◆ Directions for this task: Please return every line of the records that contains the word "authorization".

◆ Provided material:
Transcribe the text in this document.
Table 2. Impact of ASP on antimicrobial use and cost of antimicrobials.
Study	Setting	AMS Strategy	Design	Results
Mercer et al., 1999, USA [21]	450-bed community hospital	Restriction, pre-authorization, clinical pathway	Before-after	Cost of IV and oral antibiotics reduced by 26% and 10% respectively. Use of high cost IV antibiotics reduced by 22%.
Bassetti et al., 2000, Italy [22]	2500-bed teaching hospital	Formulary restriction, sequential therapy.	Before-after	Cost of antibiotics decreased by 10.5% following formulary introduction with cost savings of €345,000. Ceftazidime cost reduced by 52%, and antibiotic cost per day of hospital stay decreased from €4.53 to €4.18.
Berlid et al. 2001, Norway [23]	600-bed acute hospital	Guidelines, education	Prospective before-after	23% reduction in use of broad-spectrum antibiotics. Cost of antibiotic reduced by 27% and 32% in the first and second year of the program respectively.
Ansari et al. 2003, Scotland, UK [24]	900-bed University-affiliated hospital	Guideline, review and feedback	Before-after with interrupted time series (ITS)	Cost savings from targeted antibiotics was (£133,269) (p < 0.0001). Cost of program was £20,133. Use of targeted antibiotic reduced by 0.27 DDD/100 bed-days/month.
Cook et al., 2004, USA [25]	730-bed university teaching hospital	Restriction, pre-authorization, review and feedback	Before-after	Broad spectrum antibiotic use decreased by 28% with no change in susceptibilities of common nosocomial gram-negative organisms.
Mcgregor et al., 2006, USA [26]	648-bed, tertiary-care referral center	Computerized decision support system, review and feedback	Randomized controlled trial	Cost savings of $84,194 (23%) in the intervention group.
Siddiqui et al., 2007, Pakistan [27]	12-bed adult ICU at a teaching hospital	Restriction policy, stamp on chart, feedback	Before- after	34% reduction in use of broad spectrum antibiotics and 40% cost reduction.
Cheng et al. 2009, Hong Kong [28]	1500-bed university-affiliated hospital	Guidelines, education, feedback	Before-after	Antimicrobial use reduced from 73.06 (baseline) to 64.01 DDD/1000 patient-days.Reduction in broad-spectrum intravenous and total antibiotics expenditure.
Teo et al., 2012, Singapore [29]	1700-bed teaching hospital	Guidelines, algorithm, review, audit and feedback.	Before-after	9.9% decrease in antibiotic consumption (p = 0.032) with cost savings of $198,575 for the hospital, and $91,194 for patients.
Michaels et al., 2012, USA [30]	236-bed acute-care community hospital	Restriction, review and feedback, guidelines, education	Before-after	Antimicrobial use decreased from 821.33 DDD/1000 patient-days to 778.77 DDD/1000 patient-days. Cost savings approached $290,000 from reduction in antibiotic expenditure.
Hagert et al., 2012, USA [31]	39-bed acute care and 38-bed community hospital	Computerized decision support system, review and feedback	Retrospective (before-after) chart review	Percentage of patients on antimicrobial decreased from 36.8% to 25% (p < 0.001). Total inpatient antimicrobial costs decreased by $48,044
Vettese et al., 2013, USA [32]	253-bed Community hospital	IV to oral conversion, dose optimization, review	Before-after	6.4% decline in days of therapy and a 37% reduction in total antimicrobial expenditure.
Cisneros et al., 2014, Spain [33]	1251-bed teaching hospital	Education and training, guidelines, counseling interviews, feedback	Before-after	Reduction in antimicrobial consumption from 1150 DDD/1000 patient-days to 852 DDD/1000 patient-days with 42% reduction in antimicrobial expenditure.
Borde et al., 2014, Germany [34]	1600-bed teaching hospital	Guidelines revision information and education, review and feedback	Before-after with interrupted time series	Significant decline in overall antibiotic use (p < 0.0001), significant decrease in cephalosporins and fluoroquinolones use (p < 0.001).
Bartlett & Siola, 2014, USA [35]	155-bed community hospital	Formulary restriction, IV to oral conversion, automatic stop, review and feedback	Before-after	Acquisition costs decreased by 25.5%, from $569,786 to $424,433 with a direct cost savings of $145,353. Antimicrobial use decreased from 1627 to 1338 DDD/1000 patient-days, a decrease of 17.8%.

◆ Answer box:
Mercer et al., 1999, USA [21]	450-bed community hospital	Restriction, pre-authorization, clinical pathway	Before-after	Cost of IV and oral antibiotics reduced by 26% and 10% respectively. Use of high cost IV antibiotics reduced by 22%.
Cook et al., 2004, USA [25]	730-bed university teaching hospital	Restriction, pre-authorization, review and feedback	Before-after	Broad spectrum antibiotic use decreased by 28% with no change in susceptibilities of common nosocomial gram-negative organisms.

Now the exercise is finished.